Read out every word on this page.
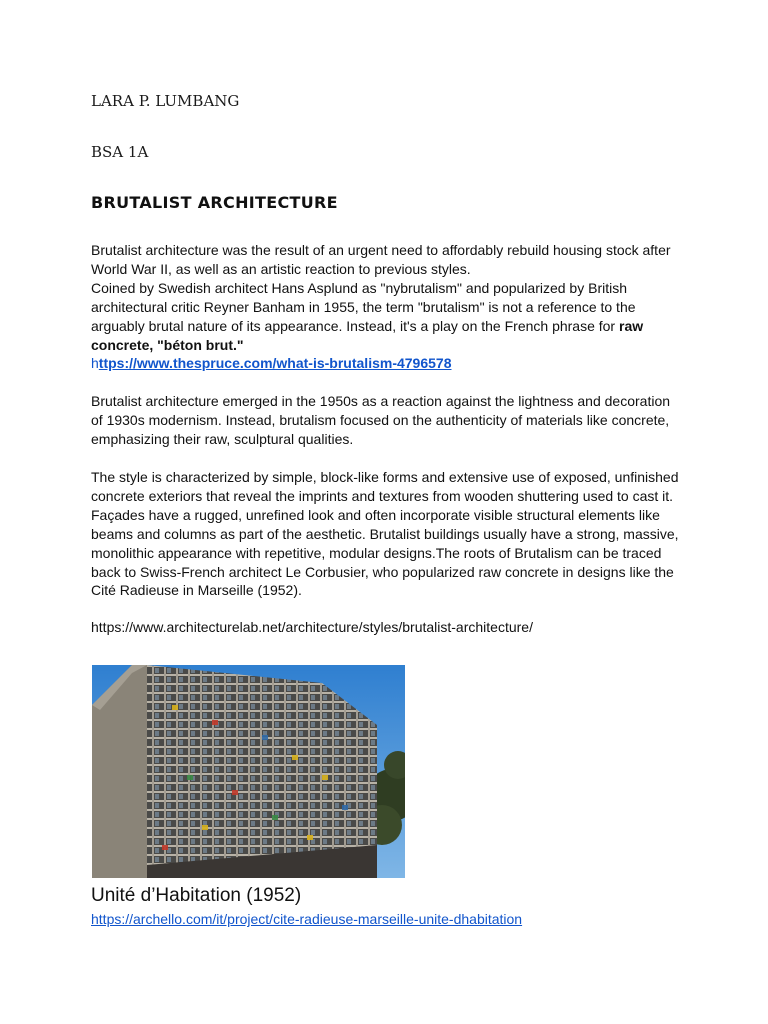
LARA P. LUMBANG
BSA 1A
BRUTALIST ARCHITECTURE

Brutalist architecture was the result of an urgent need to affordably rebuild housing stock after World War II, as well as an artistic reaction to previous styles.
Coined by Swedish architect Hans Asplund as "nybrutalism" and popularized by British architectural critic Reyner Banham in 1955, the term "brutalism" is not a reference to the arguably brutal nature of its appearance. Instead, it's a play on the French phrase for raw concrete, "béton brut."
https://www.thespruce.com/what-is-brutalism-4796578

Brutalist architecture emerged in the 1950s as a reaction against the lightness and decoration of 1930s modernism. Instead, brutalism focused on the authenticity of materials like concrete, emphasizing their raw, sculptural qualities.

The style is characterized by simple, block-like forms and extensive use of exposed, unfinished concrete exteriors that reveal the imprints and textures from wooden shuttering used to cast it. Façades have a rugged, unrefined look and often incorporate visible structural elements like beams and columns as part of the aesthetic. Brutalist buildings usually have a strong, massive, monolithic appearance with repetitive, modular designs.The roots of Brutalism can be traced back to Swiss-French architect Le Corbusier, who popularized raw concrete in designs like the Cité Radieuse in Marseille (1952).

https://www.architecturelab.net/architecture/styles/brutalist-architecture/

Unité d’Habitation (1952)

https://archello.com/it/project/cite-radieuse-marseille-unite-dhabitation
------
DO THIS:
Establish how many lines of the records contain the string "https" and state that number without elaboration.

RESPONSE TO THIS TASK:
3